**Exercise details**
Filter the lines below, copying only those with the string "upper".

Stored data
§ §

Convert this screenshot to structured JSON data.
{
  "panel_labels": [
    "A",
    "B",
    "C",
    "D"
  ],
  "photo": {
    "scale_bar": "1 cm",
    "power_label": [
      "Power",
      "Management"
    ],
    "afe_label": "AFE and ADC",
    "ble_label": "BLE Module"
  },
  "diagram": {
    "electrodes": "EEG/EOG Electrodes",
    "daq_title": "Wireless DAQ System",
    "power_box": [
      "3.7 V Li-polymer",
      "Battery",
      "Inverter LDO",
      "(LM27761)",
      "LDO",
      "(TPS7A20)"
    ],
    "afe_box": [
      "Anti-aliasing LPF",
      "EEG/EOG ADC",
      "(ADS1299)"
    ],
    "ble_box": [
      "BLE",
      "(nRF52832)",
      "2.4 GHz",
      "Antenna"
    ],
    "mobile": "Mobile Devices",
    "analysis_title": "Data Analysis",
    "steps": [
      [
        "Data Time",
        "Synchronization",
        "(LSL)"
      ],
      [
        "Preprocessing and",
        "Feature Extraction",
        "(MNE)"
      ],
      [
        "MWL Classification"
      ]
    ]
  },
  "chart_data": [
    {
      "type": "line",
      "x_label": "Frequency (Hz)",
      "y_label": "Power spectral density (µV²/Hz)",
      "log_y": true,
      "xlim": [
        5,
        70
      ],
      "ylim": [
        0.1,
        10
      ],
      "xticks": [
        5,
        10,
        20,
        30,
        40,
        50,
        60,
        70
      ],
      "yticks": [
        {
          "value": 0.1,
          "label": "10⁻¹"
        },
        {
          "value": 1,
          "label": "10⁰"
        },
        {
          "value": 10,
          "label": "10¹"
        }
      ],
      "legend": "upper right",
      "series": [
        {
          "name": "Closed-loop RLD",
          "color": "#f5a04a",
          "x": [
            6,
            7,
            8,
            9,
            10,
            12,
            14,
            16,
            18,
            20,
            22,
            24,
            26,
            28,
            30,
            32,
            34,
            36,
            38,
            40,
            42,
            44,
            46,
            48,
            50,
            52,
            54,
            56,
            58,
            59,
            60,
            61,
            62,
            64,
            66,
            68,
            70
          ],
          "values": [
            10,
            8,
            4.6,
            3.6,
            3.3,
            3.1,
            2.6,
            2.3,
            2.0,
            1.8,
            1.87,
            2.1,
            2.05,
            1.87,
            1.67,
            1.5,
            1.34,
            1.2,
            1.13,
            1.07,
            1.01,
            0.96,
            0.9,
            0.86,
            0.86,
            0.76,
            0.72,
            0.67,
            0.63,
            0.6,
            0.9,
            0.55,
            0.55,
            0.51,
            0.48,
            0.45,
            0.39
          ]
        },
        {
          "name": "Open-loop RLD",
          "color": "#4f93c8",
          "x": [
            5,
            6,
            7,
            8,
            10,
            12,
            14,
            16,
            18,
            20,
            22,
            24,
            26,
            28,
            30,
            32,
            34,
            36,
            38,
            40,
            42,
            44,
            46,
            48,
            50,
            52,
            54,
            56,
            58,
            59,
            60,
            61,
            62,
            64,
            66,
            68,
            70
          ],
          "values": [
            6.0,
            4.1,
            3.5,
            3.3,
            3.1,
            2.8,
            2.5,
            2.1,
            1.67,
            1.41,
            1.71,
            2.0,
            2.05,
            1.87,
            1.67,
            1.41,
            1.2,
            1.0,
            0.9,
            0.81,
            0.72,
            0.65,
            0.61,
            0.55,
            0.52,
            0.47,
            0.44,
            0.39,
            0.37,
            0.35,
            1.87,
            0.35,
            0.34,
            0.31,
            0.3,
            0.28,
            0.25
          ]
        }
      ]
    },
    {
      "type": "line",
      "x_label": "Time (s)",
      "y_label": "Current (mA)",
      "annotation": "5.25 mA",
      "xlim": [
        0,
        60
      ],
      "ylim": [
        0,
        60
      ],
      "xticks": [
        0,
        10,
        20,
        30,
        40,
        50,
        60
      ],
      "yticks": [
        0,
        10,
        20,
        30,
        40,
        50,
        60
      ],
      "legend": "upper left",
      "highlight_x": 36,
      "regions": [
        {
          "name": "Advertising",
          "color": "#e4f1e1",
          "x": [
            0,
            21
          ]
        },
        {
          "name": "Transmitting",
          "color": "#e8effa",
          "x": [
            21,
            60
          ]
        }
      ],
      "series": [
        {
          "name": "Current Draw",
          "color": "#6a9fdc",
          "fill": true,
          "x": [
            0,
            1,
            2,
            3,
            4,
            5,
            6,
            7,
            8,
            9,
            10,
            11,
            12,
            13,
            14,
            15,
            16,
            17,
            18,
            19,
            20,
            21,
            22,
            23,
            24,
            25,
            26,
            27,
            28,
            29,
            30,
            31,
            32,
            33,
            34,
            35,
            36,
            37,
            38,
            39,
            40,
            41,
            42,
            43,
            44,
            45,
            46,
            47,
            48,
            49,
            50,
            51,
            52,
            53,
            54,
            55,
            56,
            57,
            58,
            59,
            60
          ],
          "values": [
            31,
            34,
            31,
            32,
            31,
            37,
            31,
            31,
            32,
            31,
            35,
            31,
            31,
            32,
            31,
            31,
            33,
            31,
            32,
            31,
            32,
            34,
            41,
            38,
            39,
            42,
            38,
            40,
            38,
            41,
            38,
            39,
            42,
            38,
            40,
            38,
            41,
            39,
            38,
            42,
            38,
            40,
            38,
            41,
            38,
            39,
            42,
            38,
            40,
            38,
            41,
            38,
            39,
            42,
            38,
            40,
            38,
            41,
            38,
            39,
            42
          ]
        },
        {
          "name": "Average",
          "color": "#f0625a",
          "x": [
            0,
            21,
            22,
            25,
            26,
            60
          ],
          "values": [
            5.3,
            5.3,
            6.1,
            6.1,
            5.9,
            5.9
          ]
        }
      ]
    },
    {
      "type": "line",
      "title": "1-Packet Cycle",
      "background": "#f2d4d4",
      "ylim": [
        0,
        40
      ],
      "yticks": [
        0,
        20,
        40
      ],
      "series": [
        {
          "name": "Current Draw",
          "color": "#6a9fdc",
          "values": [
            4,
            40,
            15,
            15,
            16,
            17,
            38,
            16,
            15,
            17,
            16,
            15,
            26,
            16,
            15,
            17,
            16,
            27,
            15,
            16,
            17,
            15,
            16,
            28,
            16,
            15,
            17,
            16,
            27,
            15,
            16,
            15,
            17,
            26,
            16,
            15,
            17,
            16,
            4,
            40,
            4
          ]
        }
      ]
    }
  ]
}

§ §

**Solution below**
      "legend": "upper right",
      "legend": "upper left",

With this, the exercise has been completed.